## Task to complete
Could you write out the records below exactly as they appear?
##########
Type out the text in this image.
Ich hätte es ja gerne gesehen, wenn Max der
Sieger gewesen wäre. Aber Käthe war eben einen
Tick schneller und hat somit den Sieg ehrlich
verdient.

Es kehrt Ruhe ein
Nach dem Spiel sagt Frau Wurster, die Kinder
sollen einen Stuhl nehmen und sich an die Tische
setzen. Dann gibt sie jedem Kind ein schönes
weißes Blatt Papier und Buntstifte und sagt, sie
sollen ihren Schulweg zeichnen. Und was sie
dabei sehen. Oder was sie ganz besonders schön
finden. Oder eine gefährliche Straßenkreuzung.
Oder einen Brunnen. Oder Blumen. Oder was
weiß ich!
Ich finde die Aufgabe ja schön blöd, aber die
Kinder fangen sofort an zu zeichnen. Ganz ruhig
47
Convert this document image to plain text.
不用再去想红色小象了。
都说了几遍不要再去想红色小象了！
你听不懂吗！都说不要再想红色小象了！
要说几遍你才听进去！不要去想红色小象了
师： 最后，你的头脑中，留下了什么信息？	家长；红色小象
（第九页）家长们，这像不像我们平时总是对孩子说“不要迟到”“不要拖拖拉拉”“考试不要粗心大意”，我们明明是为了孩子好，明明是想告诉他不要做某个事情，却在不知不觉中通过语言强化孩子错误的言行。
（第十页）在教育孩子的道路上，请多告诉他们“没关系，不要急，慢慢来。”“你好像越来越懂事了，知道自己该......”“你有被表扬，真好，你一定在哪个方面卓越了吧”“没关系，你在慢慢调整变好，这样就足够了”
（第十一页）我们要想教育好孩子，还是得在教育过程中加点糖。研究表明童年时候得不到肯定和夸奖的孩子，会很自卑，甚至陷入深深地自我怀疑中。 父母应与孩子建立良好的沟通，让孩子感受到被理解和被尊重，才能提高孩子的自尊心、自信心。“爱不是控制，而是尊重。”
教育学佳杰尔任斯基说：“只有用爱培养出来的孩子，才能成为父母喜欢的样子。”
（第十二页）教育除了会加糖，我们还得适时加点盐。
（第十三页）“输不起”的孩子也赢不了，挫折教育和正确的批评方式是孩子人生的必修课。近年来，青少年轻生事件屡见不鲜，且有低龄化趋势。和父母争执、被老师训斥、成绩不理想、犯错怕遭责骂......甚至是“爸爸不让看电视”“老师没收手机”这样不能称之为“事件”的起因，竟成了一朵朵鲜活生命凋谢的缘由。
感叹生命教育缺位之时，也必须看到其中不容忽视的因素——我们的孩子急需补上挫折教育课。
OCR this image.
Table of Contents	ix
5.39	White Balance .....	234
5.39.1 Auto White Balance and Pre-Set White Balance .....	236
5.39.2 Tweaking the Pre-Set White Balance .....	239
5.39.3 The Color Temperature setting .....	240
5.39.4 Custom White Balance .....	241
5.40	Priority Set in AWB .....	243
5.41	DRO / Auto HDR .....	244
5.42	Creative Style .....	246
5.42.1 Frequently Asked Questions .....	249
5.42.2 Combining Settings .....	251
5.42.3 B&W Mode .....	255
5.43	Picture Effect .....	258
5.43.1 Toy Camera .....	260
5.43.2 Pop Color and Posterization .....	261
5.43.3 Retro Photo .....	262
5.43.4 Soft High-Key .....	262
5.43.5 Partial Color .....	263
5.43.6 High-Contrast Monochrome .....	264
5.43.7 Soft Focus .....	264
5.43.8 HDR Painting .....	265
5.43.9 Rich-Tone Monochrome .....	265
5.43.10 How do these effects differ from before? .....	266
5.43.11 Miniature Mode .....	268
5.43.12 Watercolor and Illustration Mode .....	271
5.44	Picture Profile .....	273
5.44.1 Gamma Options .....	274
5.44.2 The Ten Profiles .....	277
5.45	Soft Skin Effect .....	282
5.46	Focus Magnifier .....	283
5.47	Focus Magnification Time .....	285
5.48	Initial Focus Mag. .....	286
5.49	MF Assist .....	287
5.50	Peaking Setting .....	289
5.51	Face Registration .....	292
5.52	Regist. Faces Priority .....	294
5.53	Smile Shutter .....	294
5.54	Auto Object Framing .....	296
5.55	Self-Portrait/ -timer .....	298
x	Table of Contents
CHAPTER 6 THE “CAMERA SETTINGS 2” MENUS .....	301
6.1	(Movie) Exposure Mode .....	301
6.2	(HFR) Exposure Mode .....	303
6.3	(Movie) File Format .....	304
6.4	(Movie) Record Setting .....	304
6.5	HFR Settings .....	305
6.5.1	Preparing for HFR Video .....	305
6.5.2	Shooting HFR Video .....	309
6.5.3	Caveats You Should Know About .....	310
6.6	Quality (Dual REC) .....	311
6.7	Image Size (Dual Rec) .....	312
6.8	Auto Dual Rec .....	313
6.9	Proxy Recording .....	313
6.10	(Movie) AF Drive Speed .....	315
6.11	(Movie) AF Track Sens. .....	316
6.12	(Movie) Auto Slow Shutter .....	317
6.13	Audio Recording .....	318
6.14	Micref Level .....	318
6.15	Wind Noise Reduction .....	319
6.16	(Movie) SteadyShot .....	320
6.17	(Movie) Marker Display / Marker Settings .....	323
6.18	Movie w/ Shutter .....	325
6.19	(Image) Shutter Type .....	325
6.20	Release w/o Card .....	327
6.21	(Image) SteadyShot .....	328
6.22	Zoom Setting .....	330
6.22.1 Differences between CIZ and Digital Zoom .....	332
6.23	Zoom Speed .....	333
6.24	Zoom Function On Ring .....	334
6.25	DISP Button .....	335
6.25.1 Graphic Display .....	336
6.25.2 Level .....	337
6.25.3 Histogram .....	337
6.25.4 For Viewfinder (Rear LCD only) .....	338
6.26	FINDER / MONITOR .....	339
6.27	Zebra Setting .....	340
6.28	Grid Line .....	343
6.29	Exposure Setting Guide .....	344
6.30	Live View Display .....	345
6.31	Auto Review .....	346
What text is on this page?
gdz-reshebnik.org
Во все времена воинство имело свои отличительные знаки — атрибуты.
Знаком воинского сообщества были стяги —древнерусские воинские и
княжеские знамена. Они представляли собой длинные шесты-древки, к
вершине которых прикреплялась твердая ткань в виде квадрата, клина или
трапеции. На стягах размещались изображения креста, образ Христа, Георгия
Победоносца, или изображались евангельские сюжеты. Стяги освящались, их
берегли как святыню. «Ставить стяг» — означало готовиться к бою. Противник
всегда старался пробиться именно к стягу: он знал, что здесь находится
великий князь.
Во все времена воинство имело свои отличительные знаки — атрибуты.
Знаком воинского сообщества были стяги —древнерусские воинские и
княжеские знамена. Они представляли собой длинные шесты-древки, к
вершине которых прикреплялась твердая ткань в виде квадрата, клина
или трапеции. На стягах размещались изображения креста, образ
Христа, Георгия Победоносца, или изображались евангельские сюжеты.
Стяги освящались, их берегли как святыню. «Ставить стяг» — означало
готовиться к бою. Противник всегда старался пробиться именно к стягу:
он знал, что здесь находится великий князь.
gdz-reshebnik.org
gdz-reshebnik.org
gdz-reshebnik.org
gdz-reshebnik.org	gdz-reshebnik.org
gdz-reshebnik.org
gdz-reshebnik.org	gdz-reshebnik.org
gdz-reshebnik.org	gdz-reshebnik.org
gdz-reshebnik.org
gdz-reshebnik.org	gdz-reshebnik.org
##########
## Finished task
Type out the text in this image.
Ich hätte es ja gerne gesehen, wenn Max der
Sieger gewesen wäre. Aber Käthe war eben einen
Tick schneller und hat somit den Sieg ehrlich
verdient.

Es kehrt Ruhe ein
Nach dem Spiel sagt Frau Wurster, die Kinder
sollen einen Stuhl nehmen und sich an die Tische
setzen. Dann gibt sie jedem Kind ein schönes
weißes Blatt Papier und Buntstifte und sagt, sie
sollen ihren Schulweg zeichnen. Und was sie
dabei sehen. Oder was sie ganz besonders schön
finden. Oder eine gefährliche Straßenkreuzung.
Oder einen Brunnen. Oder Blumen. Oder was
weiß ich!
Ich finde die Aufgabe ja schön blöd, aber die
Kinder fangen sofort an zu zeichnen. Ganz ruhig
47
Convert this document image to plain text.
不用再去想红色小象了。
都说了几遍不要再去想红色小象了！
你听不懂吗！都说不要再想红色小象了！
要说几遍你才听进去！不要去想红色小象了
师： 最后，你的头脑中，留下了什么信息？	家长；红色小象
（第九页）家长们，这像不像我们平时总是对孩子说“不要迟到”“不要拖拖拉拉”“考试不要粗心大意”，我们明明是为了孩子好，明明是想告诉他不要做某个事情，却在不知不觉中通过语言强化孩子错误的言行。
（第十页）在教育孩子的道路上，请多告诉他们“没关系，不要急，慢慢来。”“你好像越来越懂事了，知道自己该......”“你有被表扬，真好，你一定在哪个方面卓越了吧”“没关系，你在慢慢调整变好，这样就足够了”
（第十一页）我们要想教育好孩子，还是得在教育过程中加点糖。研究表明童年时候得不到肯定和夸奖的孩子，会很自卑，甚至陷入深深地自我怀疑中。 父母应与孩子建立良好的沟通，让孩子感受到被理解和被尊重，才能提高孩子的自尊心、自信心。“爱不是控制，而是尊重。”
教育学佳杰尔任斯基说：“只有用爱培养出来的孩子，才能成为父母喜欢的样子。”
（第十二页）教育除了会加糖，我们还得适时加点盐。
（第十三页）“输不起”的孩子也赢不了，挫折教育和正确的批评方式是孩子人生的必修课。近年来，青少年轻生事件屡见不鲜，且有低龄化趋势。和父母争执、被老师训斥、成绩不理想、犯错怕遭责骂......甚至是“爸爸不让看电视”“老师没收手机”这样不能称之为“事件”的起因，竟成了一朵朵鲜活生命凋谢的缘由。
感叹生命教育缺位之时，也必须看到其中不容忽视的因素——我们的孩子急需补上挫折教育课。
OCR this image.
Table of Contents	ix
5.39	White Balance .....	234
5.39.1 Auto White Balance and Pre-Set White Balance .....	236
5.39.2 Tweaking the Pre-Set White Balance .....	239
5.39.3 The Color Temperature setting .....	240
5.39.4 Custom White Balance .....	241
5.40	Priority Set in AWB .....	243
5.41	DRO / Auto HDR .....	244
5.42	Creative Style .....	246
5.42.1 Frequently Asked Questions .....	249
5.42.2 Combining Settings .....	251
5.42.3 B&W Mode .....	255
5.43	Picture Effect .....	258
5.43.1 Toy Camera .....	260
5.43.2 Pop Color and Posterization .....	261
5.43.3 Retro Photo .....	262
5.43.4 Soft High-Key .....	262
5.43.5 Partial Color .....	263
5.43.6 High-Contrast Monochrome .....	264
5.43.7 Soft Focus .....	264
5.43.8 HDR Painting .....	265
5.43.9 Rich-Tone Monochrome .....	265
5.43.10 How do these effects differ from before? .....	266
5.43.11 Miniature Mode .....	268
5.43.12 Watercolor and Illustration Mode .....	271
5.44	Picture Profile .....	273
5.44.1 Gamma Options .....	274
5.44.2 The Ten Profiles .....	277
5.45	Soft Skin Effect .....	282
5.46	Focus Magnifier .....	283
5.47	Focus Magnification Time .....	285
5.48	Initial Focus Mag. .....	286
5.49	MF Assist .....	287
5.50	Peaking Setting .....	289
5.51	Face Registration .....	292
5.52	Regist. Faces Priority .....	294
5.53	Smile Shutter .....	294
5.54	Auto Object Framing .....	296
5.55	Self-Portrait/ -timer .....	298
x	Table of Contents
CHAPTER 6 THE “CAMERA SETTINGS 2” MENUS .....	301
6.1	(Movie) Exposure Mode .....	301
6.2	(HFR) Exposure Mode .....	303
6.3	(Movie) File Format .....	304
6.4	(Movie) Record Setting .....	304
6.5	HFR Settings .....	305
6.5.1	Preparing for HFR Video .....	305
6.5.2	Shooting HFR Video .....	309
6.5.3	Caveats You Should Know About .....	310
6.6	Quality (Dual REC) .....	311
6.7	Image Size (Dual Rec) .....	312
6.8	Auto Dual Rec .....	313
6.9	Proxy Recording .....	313
6.10	(Movie) AF Drive Speed .....	315
6.11	(Movie) AF Track Sens. .....	316
6.12	(Movie) Auto Slow Shutter .....	317
6.13	Audio Recording .....	318
6.14	Micref Level .....	318
6.15	Wind Noise Reduction .....	319
6.16	(Movie) SteadyShot .....	320
6.17	(Movie) Marker Display / Marker Settings .....	323
6.18	Movie w/ Shutter .....	325
6.19	(Image) Shutter Type .....	325
6.20	Release w/o Card .....	327
6.21	(Image) SteadyShot .....	328
6.22	Zoom Setting .....	330
6.22.1 Differences between CIZ and Digital Zoom .....	332
6.23	Zoom Speed .....	333
6.24	Zoom Function On Ring .....	334
6.25	DISP Button .....	335
6.25.1 Graphic Display .....	336
6.25.2 Level .....	337
6.25.3 Histogram .....	337
6.25.4 For Viewfinder (Rear LCD only) .....	338
6.26	FINDER / MONITOR .....	339
6.27	Zebra Setting .....	340
6.28	Grid Line .....	343
6.29	Exposure Setting Guide .....	344
6.30	Live View Display .....	345
6.31	Auto Review .....	346
What text is on this page?
gdz-reshebnik.org
Во все времена воинство имело свои отличительные знаки — атрибуты.
Знаком воинского сообщества были стяги —древнерусские воинские и
княжеские знамена. Они представляли собой длинные шесты-древки, к
вершине которых прикреплялась твердая ткань в виде квадрата, клина или
трапеции. На стягах размещались изображения креста, образ Христа, Георгия
Победоносца, или изображались евангельские сюжеты. Стяги освящались, их
берегли как святыню. «Ставить стяг» — означало готовиться к бою. Противник
всегда старался пробиться именно к стягу: он знал, что здесь находится
великий князь.
Во все времена воинство имело свои отличительные знаки — атрибуты.
Знаком воинского сообщества были стяги —древнерусские воинские и
княжеские знамена. Они представляли собой длинные шесты-древки, к
вершине которых прикреплялась твердая ткань в виде квадрата, клина
или трапеции. На стягах размещались изображения креста, образ
Христа, Георгия Победоносца, или изображались евангельские сюжеты.
Стяги освящались, их берегли как святыню. «Ставить стяг» — означало
готовиться к бою. Противник всегда старался пробиться именно к стягу:
он знал, что здесь находится великий князь.
gdz-reshebnik.org
gdz-reshebnik.org
gdz-reshebnik.org
gdz-reshebnik.org	gdz-reshebnik.org
gdz-reshebnik.org
gdz-reshebnik.org	gdz-reshebnik.org
gdz-reshebnik.org	gdz-reshebnik.org
gdz-reshebnik.org
gdz-reshebnik.org	gdz-reshebnik.org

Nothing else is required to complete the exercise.